Reproduce exactly the lines below, starting at the line that contains "What data populates" and ending with the last line of the records, both included; leave out any pictures.

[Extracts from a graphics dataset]
═══

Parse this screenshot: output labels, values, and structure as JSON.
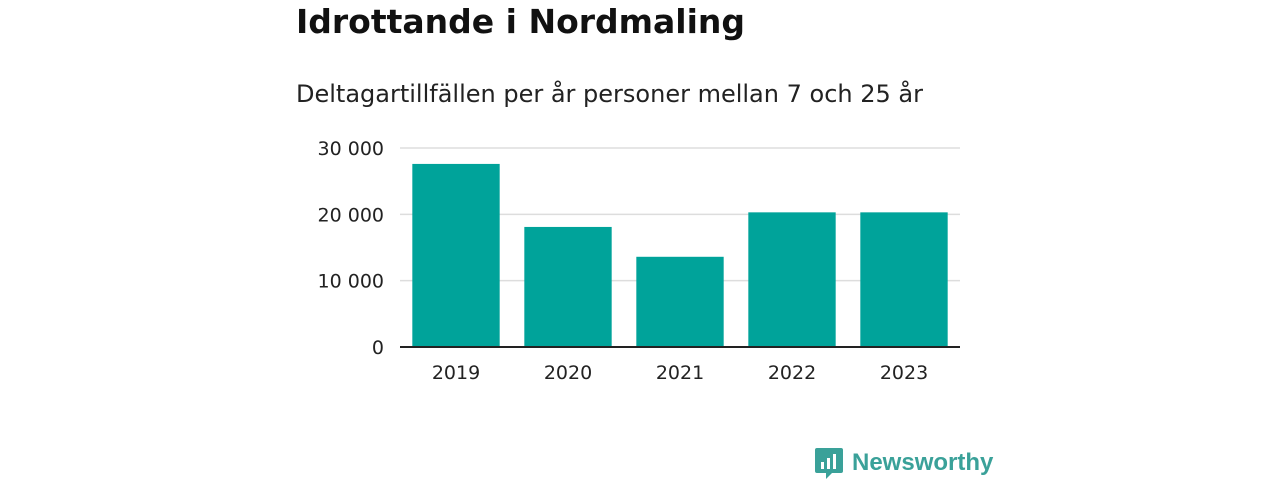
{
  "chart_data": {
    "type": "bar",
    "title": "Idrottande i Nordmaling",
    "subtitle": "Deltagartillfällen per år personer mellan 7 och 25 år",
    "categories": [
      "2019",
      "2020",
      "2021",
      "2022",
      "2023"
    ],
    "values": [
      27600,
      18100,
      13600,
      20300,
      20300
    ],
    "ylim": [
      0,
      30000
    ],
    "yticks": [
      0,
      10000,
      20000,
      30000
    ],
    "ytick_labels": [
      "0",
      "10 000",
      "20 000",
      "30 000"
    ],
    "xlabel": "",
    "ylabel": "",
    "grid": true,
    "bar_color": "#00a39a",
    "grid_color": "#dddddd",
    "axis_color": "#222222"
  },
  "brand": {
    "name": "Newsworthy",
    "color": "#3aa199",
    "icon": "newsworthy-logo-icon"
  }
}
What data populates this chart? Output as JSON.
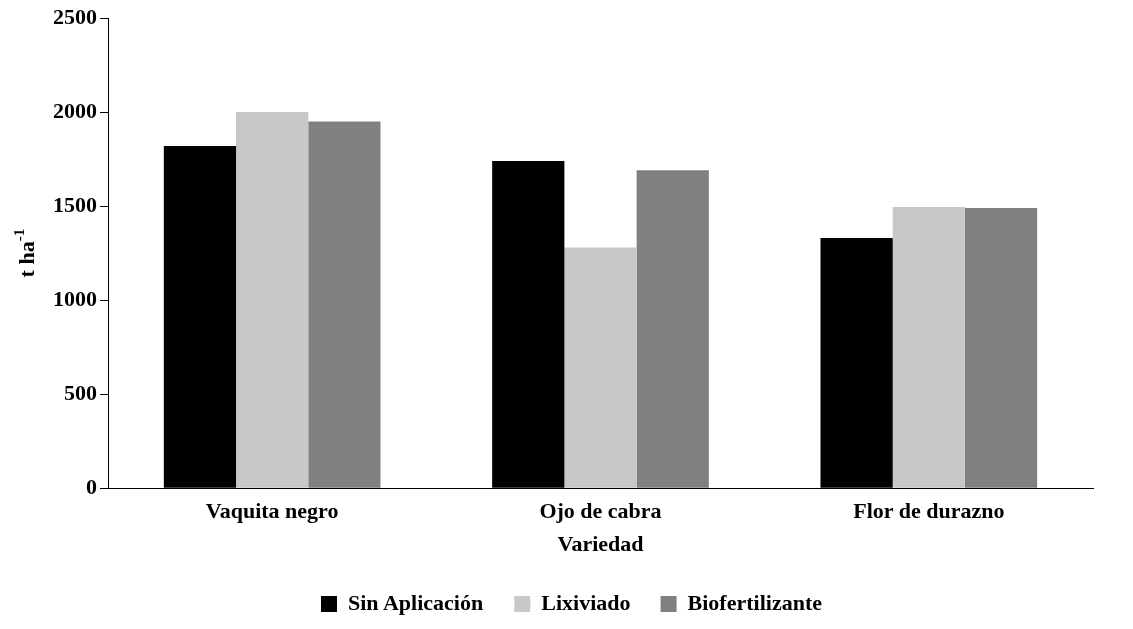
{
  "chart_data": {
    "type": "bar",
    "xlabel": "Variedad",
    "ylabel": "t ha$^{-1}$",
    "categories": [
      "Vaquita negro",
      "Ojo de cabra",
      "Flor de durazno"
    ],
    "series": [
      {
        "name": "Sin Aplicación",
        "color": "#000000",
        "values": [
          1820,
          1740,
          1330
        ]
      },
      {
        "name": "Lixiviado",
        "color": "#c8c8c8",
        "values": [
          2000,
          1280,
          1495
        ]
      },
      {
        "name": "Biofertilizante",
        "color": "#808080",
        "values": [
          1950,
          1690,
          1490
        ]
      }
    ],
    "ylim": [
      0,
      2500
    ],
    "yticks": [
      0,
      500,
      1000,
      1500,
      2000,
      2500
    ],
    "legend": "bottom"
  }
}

═══

- **REPLY**
What data populates this chart? Output as JSON.
{
  "chart_data": {
    "type": "bar",
    "xlabel": "Variedad",
    "ylabel": "t ha$^{-1}$",
    "categories": [
      "Vaquita negro",
      "Ojo de cabra",
      "Flor de durazno"
    ],
    "series": [
      {
        "name": "Sin Aplicación",
        "color": "#000000",
        "values": [
          1820,
          1740,
          1330
        ]
      },
      {
        "name": "Lixiviado",
        "color": "#c8c8c8",
        "values": [
          2000,
          1280,
          1495
        ]
      },
      {
        "name": "Biofertilizante",
        "color": "#808080",
        "values": [
          1950,
          1690,
          1490
        ]
      }
    ],
    "ylim": [
      0,
      2500
    ],
    "yticks": [
      0,
      500,
      1000,
      1500,
      2000,
      2500
    ],
    "legend": "bottom"
  }
}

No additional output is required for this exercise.